Only the lines holding the string "rgba" are needed. Copy each one.
######
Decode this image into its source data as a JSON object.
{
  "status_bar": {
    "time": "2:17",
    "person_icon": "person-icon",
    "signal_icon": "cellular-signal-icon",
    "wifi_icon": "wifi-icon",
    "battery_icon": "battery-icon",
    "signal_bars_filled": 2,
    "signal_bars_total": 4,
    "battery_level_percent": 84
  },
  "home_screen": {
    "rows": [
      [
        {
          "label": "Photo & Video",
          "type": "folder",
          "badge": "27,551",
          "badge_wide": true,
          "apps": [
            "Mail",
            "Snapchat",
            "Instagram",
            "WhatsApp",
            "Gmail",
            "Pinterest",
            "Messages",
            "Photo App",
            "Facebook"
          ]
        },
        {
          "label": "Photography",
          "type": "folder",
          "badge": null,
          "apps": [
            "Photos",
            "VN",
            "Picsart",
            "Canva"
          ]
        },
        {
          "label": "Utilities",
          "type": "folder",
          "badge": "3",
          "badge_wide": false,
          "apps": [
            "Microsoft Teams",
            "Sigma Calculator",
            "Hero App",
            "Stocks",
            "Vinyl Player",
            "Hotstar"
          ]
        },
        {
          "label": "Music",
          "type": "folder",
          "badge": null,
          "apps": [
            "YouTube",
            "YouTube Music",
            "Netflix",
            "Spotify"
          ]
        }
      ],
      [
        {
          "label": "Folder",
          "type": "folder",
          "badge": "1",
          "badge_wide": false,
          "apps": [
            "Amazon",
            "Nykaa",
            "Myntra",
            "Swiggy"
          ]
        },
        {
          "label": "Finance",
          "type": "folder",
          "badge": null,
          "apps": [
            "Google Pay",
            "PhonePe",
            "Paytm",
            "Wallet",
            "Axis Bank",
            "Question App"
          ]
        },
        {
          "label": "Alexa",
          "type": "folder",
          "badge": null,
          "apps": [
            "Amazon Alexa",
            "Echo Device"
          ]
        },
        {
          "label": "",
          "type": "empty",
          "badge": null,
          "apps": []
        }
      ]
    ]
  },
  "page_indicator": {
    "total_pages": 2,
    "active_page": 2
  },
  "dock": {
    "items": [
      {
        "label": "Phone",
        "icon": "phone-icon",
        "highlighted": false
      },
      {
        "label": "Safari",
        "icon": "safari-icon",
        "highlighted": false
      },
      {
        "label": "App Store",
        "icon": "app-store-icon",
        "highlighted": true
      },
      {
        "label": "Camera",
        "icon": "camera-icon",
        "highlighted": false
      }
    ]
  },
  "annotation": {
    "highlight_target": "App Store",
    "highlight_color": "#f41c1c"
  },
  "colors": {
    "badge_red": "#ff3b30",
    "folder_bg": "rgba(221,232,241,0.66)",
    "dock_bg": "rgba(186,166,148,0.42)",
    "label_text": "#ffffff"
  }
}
######
FINISHED EXERCISE:
    "folder_bg": "rgba(221,232,241,0.66)",
    "dock_bg": "rgba(186,166,148,0.42)",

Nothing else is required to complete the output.